▽

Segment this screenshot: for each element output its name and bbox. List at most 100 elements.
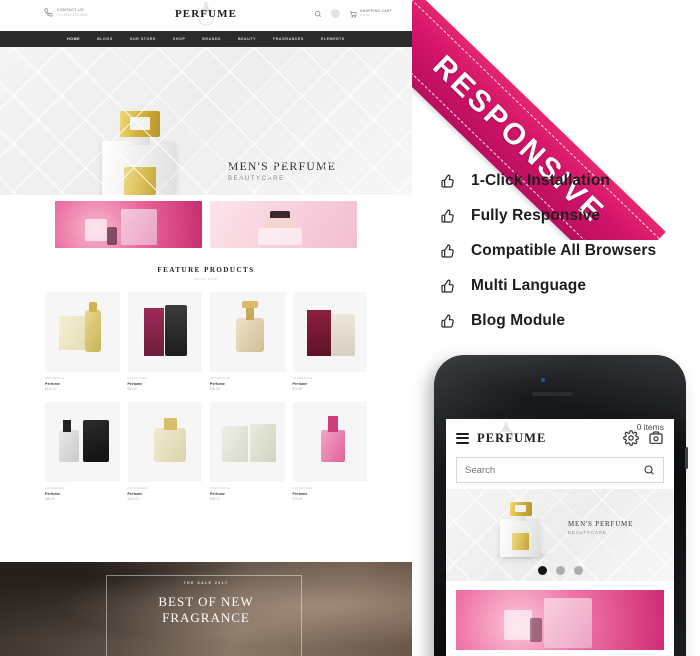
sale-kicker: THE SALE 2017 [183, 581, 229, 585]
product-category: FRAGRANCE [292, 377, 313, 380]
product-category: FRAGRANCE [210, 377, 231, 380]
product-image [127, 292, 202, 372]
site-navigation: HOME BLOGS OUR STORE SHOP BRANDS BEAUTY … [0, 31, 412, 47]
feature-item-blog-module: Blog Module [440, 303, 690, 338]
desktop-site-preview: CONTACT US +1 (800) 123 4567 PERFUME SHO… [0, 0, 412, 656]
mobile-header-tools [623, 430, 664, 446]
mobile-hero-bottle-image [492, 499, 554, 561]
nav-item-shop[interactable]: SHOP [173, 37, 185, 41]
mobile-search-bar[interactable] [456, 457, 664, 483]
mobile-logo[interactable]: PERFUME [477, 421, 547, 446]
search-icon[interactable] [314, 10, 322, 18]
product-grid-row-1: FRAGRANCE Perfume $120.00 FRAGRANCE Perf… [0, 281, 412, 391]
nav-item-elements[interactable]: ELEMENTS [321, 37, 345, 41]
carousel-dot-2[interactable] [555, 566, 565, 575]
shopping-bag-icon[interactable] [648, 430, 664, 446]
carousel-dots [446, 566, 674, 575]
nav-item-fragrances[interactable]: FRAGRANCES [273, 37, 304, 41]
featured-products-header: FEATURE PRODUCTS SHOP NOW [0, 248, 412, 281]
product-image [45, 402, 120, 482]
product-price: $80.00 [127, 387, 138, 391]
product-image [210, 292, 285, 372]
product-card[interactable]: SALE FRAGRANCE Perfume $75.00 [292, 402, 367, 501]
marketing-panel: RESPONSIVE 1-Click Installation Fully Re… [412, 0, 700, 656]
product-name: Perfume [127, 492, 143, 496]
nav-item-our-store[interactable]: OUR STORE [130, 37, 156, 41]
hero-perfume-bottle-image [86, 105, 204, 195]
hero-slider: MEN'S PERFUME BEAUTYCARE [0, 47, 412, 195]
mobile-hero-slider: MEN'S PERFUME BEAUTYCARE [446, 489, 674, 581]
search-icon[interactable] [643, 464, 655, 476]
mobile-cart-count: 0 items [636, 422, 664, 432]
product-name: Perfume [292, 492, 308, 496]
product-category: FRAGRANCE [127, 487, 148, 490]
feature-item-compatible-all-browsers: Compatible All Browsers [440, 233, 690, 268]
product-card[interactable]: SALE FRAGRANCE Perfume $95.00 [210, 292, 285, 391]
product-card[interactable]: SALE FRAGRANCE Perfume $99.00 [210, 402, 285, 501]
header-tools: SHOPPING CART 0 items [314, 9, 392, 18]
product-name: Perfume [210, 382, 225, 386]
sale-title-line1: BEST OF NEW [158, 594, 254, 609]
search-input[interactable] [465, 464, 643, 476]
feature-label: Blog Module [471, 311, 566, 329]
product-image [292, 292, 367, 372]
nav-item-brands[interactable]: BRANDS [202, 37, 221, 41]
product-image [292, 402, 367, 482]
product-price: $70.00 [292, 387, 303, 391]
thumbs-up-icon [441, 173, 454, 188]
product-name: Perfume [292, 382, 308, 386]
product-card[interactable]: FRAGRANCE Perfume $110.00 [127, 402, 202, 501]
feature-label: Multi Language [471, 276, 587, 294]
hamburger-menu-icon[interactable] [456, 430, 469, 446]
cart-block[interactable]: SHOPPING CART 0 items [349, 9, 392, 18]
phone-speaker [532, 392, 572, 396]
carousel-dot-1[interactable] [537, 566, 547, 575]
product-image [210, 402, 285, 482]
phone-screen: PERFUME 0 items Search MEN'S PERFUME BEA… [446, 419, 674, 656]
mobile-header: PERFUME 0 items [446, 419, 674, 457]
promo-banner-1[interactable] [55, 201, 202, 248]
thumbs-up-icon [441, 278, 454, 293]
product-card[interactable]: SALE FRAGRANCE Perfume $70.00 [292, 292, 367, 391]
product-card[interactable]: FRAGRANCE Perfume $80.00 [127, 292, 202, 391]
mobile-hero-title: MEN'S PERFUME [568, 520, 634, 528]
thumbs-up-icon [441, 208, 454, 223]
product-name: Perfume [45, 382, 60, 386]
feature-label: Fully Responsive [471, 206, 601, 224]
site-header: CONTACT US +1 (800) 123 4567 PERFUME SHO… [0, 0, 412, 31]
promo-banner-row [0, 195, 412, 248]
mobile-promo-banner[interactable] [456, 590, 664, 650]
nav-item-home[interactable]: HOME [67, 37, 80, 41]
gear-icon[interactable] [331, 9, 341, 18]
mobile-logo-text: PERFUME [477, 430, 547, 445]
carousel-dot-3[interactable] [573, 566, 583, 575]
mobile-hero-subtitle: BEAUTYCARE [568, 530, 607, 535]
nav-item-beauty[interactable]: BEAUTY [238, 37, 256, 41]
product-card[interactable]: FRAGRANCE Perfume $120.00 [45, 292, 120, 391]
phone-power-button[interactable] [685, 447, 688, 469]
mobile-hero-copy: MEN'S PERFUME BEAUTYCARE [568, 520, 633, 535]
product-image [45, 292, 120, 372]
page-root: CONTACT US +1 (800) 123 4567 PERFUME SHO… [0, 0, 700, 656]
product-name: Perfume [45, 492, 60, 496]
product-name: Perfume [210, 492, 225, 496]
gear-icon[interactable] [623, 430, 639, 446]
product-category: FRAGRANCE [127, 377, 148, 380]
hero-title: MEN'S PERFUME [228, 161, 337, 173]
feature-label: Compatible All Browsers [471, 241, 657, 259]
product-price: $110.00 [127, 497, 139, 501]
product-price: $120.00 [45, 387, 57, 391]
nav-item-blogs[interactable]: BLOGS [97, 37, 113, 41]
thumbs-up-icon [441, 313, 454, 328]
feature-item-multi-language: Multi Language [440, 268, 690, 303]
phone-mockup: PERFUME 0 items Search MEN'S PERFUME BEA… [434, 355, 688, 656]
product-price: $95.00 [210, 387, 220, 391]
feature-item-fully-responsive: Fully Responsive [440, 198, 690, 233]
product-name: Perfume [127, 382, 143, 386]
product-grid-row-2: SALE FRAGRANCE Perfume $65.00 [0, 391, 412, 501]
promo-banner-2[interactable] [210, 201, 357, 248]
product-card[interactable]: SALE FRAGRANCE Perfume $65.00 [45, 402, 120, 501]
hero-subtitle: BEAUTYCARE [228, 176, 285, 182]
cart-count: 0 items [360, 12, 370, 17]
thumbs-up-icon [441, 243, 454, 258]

△

__Your objective__:
Retype every item above exactly, leaving out the pictures.

__Reply to the exercise__:
Segment this screenshot: for each element output its name and bbox. List at most 100 elements.
sale-kicker: THE SALE 2017 [183, 581, 229, 585]
product-category: FRAGRANCE [292, 377, 313, 380]
product-category: FRAGRANCE [210, 377, 231, 380]
product-image [127, 292, 202, 372]
site-navigation: HOME BLOGS OUR STORE SHOP BRANDS BEAUTY … [0, 31, 412, 47]
feature-item-blog-module: Blog Module [440, 303, 690, 338]
desktop-site-preview: CONTACT US +1 (800) 123 4567 PERFUME SHO… [0, 0, 412, 656]
mobile-header-tools [623, 430, 664, 446]
mobile-hero-bottle-image [492, 499, 554, 561]
nav-item-shop[interactable]: SHOP [173, 37, 185, 41]
mobile-search-bar[interactable] [456, 457, 664, 483]
mobile-logo[interactable]: PERFUME [477, 421, 547, 446]
search-icon[interactable] [314, 10, 322, 18]
product-grid-row-1: FRAGRANCE Perfume $120.00 FRAGRANCE Perf… [0, 281, 412, 391]
nav-item-elements[interactable]: ELEMENTS [321, 37, 345, 41]
carousel-dot-2[interactable] [555, 566, 565, 575]
shopping-bag-icon[interactable] [648, 430, 664, 446]
carousel-dots [446, 566, 674, 575]
nav-item-fragrances[interactable]: FRAGRANCES [273, 37, 304, 41]
featured-products-header: FEATURE PRODUCTS SHOP NOW [0, 248, 412, 281]
product-image [45, 402, 120, 482]
product-price: $80.00 [127, 387, 138, 391]
product-image [210, 292, 285, 372]
product-card[interactable]: SALE FRAGRANCE Perfume $75.00 [292, 402, 367, 501]
marketing-panel: RESPONSIVE 1-Click Installation Fully Re… [412, 0, 700, 656]
product-name: Perfume [127, 492, 143, 496]
nav-item-our-store[interactable]: OUR STORE [130, 37, 156, 41]
hero-perfume-bottle-image [86, 105, 204, 195]
hero-slider: MEN'S PERFUME BEAUTYCARE [0, 47, 412, 195]
mobile-hero-slider: MEN'S PERFUME BEAUTYCARE [446, 489, 674, 581]
search-icon[interactable] [643, 464, 655, 476]
mobile-cart-count: 0 items [636, 422, 664, 432]
product-name: Perfume [292, 492, 308, 496]
product-category: FRAGRANCE [127, 487, 148, 490]
feature-item-compatible-all-browsers: Compatible All Browsers [440, 233, 690, 268]
product-card[interactable]: SALE FRAGRANCE Perfume $95.00 [210, 292, 285, 391]
product-card[interactable]: SALE FRAGRANCE Perfume $99.00 [210, 402, 285, 501]
header-tools: SHOPPING CART 0 items [314, 9, 392, 18]
product-name: Perfume [210, 382, 225, 386]
sale-title-line1: BEST OF NEW [158, 594, 254, 609]
search-input[interactable] [465, 464, 643, 476]
feature-label: Blog Module [471, 311, 566, 329]
product-image [292, 292, 367, 372]
nav-item-brands[interactable]: BRANDS [202, 37, 221, 41]
product-image [292, 402, 367, 482]
product-price: $70.00 [292, 387, 303, 391]
thumbs-up-icon [441, 173, 454, 188]
product-name: Perfume [292, 382, 308, 386]
product-card[interactable]: FRAGRANCE Perfume $110.00 [127, 402, 202, 501]
feature-label: Multi Language [471, 276, 587, 294]
hamburger-menu-icon[interactable] [456, 430, 469, 446]
cart-block[interactable]: SHOPPING CART 0 items [349, 9, 392, 18]
phone-speaker [532, 392, 572, 396]
carousel-dot-1[interactable] [537, 566, 547, 575]
product-image [210, 402, 285, 482]
phone-screen: PERFUME 0 items Search MEN'S PERFUME BEA… [446, 419, 674, 656]
mobile-header: PERFUME 0 items [446, 419, 674, 457]
promo-banner-1[interactable] [55, 201, 202, 248]
thumbs-up-icon [441, 278, 454, 293]
product-card[interactable]: SALE FRAGRANCE Perfume $70.00 [292, 292, 367, 391]
product-card[interactable]: FRAGRANCE Perfume $80.00 [127, 292, 202, 391]
mobile-hero-title: MEN'S PERFUME [568, 520, 634, 528]
thumbs-up-icon [441, 208, 454, 223]
product-name: Perfume [45, 382, 60, 386]
feature-label: Fully Responsive [471, 206, 601, 224]
site-header: CONTACT US +1 (800) 123 4567 PERFUME SHO… [0, 0, 412, 31]
promo-banner-row [0, 195, 412, 248]
mobile-promo-banner[interactable] [456, 590, 664, 650]
nav-item-home[interactable]: HOME [67, 37, 80, 41]
gear-icon[interactable] [331, 9, 341, 18]
mobile-logo-text: PERFUME [477, 430, 547, 445]
carousel-dot-3[interactable] [573, 566, 583, 575]
mobile-hero-subtitle: BEAUTYCARE [568, 530, 607, 535]
nav-item-beauty[interactable]: BEAUTY [238, 37, 256, 41]
product-card[interactable]: FRAGRANCE Perfume $120.00 [45, 292, 120, 391]
phone-power-button[interactable] [685, 447, 688, 469]
mobile-hero-copy: MEN'S PERFUME BEAUTYCARE [568, 520, 633, 535]
product-image [45, 292, 120, 372]
page-root: CONTACT US +1 (800) 123 4567 PERFUME SHO… [0, 0, 700, 656]
product-name: Perfume [45, 492, 60, 496]
product-name: Perfume [210, 492, 225, 496]
gear-icon[interactable] [623, 430, 639, 446]
product-category: FRAGRANCE [127, 377, 148, 380]
hero-title: MEN'S PERFUME [228, 161, 337, 173]
feature-label: Compatible All Browsers [471, 241, 657, 259]
product-price: $110.00 [127, 497, 139, 501]
product-price: $120.00 [45, 387, 57, 391]
nav-item-blogs[interactable]: BLOGS [97, 37, 113, 41]
thumbs-up-icon [441, 313, 454, 328]
feature-item-multi-language: Multi Language [440, 268, 690, 303]
phone-mockup: PERFUME 0 items Search MEN'S PERFUME BEA… [434, 355, 688, 656]
product-price: $95.00 [210, 387, 220, 391]
feature-item-fully-responsive: Fully Responsive [440, 198, 690, 233]
product-name: Perfume [127, 382, 143, 386]
product-grid-row-2: SALE FRAGRANCE Perfume $65.00 [0, 391, 412, 501]
promo-banner-2[interactable] [210, 201, 357, 248]
product-card[interactable]: SALE FRAGRANCE Perfume $65.00 [45, 402, 120, 501]
hero-subtitle: BEAUTYCARE [228, 176, 285, 182]
cart-count: 0 items [360, 12, 370, 17]
thumbs-up-icon [441, 243, 454, 258]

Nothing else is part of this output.